# Start of RECORDS PROVIDED
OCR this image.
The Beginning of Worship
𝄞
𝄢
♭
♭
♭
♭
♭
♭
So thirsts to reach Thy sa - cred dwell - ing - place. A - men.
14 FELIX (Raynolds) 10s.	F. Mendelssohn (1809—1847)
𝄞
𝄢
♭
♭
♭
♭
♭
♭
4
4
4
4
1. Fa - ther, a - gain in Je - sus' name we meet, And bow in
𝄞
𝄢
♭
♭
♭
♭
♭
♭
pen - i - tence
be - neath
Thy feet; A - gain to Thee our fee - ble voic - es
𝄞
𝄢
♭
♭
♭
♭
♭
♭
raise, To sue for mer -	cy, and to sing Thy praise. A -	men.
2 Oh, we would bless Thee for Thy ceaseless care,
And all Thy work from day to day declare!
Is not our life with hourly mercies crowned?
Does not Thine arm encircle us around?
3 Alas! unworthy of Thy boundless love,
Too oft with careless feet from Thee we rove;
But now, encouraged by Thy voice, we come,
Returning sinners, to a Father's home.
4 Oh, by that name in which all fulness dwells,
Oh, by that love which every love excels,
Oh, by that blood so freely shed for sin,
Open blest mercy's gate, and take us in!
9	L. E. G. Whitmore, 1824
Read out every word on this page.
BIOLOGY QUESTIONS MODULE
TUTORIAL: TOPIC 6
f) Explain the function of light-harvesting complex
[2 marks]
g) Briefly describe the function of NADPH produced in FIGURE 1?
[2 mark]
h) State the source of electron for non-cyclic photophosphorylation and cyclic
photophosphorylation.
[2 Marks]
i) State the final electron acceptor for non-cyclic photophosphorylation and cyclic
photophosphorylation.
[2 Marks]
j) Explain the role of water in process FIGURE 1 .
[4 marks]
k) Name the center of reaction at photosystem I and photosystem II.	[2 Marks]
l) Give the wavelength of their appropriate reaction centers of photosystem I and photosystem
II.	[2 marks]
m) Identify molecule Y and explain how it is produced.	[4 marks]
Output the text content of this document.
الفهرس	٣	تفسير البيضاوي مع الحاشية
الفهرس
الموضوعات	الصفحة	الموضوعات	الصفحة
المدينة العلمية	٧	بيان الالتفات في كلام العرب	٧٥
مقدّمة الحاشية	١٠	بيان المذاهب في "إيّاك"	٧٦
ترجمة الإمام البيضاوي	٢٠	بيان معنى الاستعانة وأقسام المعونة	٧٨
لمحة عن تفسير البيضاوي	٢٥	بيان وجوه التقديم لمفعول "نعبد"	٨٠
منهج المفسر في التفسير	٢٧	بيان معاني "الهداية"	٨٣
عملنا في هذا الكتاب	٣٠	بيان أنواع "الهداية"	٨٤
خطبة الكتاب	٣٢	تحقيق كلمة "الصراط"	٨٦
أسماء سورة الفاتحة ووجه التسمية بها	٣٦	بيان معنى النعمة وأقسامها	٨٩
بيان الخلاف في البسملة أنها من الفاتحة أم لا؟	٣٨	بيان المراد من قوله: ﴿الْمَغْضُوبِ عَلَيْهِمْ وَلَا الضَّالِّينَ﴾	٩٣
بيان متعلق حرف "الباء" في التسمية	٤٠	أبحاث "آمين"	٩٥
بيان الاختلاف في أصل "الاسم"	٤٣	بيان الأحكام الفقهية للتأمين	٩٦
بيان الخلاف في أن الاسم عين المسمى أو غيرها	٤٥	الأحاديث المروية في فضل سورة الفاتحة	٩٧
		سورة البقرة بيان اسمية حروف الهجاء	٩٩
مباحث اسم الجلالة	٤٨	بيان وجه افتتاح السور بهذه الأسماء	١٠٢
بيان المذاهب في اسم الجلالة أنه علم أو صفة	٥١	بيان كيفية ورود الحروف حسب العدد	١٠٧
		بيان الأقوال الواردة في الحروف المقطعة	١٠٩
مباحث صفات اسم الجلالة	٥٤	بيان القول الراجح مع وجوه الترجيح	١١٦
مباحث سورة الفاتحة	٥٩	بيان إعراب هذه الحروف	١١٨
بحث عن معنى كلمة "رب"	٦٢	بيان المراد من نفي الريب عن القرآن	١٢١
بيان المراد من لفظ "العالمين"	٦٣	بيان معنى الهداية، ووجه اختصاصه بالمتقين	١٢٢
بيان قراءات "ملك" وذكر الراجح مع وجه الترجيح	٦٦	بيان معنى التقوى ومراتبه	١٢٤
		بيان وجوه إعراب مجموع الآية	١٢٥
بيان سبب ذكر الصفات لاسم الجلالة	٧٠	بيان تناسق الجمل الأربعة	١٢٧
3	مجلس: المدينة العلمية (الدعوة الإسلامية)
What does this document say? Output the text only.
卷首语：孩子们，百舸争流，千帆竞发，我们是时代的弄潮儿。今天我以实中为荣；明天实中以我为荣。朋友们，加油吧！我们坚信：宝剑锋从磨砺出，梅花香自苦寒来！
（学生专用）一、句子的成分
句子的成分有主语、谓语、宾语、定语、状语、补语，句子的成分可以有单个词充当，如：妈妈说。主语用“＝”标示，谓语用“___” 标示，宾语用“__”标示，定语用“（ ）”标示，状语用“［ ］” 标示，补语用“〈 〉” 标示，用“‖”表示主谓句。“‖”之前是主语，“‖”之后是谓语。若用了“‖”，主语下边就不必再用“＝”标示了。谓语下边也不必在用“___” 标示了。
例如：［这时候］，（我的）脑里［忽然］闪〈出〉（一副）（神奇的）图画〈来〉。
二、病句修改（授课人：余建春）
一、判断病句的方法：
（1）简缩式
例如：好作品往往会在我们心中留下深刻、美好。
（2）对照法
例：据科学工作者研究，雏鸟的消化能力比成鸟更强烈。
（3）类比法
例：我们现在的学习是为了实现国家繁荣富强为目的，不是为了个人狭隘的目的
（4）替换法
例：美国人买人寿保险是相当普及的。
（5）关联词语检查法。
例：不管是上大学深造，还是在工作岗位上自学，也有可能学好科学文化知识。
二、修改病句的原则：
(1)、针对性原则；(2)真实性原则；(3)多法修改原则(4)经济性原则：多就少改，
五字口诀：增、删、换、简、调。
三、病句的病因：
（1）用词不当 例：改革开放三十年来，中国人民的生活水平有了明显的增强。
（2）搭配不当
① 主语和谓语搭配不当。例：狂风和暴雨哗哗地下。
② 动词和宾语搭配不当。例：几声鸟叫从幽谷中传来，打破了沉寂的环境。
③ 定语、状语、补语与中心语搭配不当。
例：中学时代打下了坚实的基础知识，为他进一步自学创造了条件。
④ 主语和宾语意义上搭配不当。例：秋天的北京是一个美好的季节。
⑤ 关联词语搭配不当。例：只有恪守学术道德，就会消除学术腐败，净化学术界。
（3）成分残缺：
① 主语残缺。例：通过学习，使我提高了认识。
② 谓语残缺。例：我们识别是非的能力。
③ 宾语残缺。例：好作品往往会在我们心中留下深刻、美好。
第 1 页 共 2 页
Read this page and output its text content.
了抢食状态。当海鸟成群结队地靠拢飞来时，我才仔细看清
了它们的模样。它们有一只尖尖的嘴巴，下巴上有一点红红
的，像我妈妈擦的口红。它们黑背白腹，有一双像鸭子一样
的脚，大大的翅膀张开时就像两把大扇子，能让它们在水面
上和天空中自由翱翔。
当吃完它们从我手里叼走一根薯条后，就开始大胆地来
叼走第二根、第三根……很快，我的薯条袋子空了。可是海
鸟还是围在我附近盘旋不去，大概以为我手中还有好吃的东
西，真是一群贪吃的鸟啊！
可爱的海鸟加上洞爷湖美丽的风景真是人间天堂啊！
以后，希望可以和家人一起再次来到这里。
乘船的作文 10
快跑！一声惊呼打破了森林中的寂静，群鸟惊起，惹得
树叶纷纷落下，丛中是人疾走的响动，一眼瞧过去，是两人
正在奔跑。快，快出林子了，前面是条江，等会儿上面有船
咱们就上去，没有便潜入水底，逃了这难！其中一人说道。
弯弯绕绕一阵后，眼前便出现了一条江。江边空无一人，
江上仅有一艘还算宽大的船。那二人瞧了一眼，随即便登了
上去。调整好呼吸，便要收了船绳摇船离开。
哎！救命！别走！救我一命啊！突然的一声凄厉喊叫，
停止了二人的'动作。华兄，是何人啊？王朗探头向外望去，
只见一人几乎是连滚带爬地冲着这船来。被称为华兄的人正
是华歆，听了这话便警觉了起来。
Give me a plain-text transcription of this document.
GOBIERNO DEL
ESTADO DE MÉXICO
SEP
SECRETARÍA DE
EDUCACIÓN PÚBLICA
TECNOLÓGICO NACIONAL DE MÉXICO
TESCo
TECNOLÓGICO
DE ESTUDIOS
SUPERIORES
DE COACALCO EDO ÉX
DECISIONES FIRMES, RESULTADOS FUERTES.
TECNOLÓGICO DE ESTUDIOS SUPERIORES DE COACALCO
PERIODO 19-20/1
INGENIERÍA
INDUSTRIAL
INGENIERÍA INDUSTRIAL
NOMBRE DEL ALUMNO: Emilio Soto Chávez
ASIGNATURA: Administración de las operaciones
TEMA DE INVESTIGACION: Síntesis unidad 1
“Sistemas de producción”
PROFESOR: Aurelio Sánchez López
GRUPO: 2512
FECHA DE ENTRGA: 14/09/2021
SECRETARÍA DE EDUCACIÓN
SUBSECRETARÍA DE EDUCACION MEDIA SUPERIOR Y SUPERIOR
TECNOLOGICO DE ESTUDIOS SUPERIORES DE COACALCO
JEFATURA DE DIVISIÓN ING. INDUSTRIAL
# End of RECORDS PROVIDED
• **AIM**
Identify each line of the material where the word "ESTUDIOS" shows up, and copy it.

• **THE COMPLETED TASK**
DE ESTUDIOS
TECNOLÓGICO DE ESTUDIOS SUPERIORES DE COACALCO
TECNOLOGICO DE ESTUDIOS SUPERIORES DE COACALCO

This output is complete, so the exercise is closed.